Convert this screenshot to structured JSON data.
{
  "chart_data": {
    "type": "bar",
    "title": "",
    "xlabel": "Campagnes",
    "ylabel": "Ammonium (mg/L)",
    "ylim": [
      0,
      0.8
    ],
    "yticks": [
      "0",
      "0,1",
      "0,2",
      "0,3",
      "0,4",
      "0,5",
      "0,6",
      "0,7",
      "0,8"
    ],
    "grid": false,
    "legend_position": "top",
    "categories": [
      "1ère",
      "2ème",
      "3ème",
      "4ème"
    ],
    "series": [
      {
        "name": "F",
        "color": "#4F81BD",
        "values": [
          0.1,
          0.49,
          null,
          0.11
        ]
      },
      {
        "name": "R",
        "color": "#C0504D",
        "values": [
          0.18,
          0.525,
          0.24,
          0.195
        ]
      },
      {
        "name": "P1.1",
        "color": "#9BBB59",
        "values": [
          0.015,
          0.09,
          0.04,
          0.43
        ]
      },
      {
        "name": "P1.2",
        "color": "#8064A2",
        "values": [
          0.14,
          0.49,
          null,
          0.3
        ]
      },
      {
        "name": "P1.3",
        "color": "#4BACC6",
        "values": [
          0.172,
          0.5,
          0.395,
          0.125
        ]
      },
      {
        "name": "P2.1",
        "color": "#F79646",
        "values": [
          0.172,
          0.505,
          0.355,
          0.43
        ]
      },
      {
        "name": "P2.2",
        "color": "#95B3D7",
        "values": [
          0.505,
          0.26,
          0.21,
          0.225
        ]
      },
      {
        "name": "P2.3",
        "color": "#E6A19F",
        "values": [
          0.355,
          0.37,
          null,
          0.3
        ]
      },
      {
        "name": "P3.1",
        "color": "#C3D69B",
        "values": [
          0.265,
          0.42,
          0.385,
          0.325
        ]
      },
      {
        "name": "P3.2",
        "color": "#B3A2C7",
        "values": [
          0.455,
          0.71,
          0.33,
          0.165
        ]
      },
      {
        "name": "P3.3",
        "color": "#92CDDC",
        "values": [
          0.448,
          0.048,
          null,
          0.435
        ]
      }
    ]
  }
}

# WORK REQUIRED:
Extract all of the data above without altering anything.

# RESULT FOR THIS EXERCISE:
Convert this screenshot to structured JSON data.
{
  "chart_data": {
    "type": "bar",
    "title": "",
    "xlabel": "Campagnes",
    "ylabel": "Ammonium (mg/L)",
    "ylim": [
      0,
      0.8
    ],
    "yticks": [
      "0",
      "0,1",
      "0,2",
      "0,3",
      "0,4",
      "0,5",
      "0,6",
      "0,7",
      "0,8"
    ],
    "grid": false,
    "legend_position": "top",
    "categories": [
      "1ère",
      "2ème",
      "3ème",
      "4ème"
    ],
    "series": [
      {
        "name": "F",
        "color": "#4F81BD",
        "values": [
          0.1,
          0.49,
          null,
          0.11
        ]
      },
      {
        "name": "R",
        "color": "#C0504D",
        "values": [
          0.18,
          0.525,
          0.24,
          0.195
        ]
      },
      {
        "name": "P1.1",
        "color": "#9BBB59",
        "values": [
          0.015,
          0.09,
          0.04,
          0.43
        ]
      },
      {
        "name": "P1.2",
        "color": "#8064A2",
        "values": [
          0.14,
          0.49,
          null,
          0.3
        ]
      },
      {
        "name": "P1.3",
        "color": "#4BACC6",
        "values": [
          0.172,
          0.5,
          0.395,
          0.125
        ]
      },
      {
        "name": "P2.1",
        "color": "#F79646",
        "values": [
          0.172,
          0.505,
          0.355,
          0.43
        ]
      },
      {
        "name": "P2.2",
        "color": "#95B3D7",
        "values": [
          0.505,
          0.26,
          0.21,
          0.225
        ]
      },
      {
        "name": "P2.3",
        "color": "#E6A19F",
        "values": [
          0.355,
          0.37,
          null,
          0.3
        ]
      },
      {
        "name": "P3.1",
        "color": "#C3D69B",
        "values": [
          0.265,
          0.42,
          0.385,
          0.325
        ]
      },
      {
        "name": "P3.2",
        "color": "#B3A2C7",
        "values": [
          0.455,
          0.71,
          0.33,
          0.165
        ]
      },
      {
        "name": "P3.3",
        "color": "#92CDDC",
        "values": [
          0.448,
          0.048,
          null,
          0.435
        ]
      }
    ]
  }
}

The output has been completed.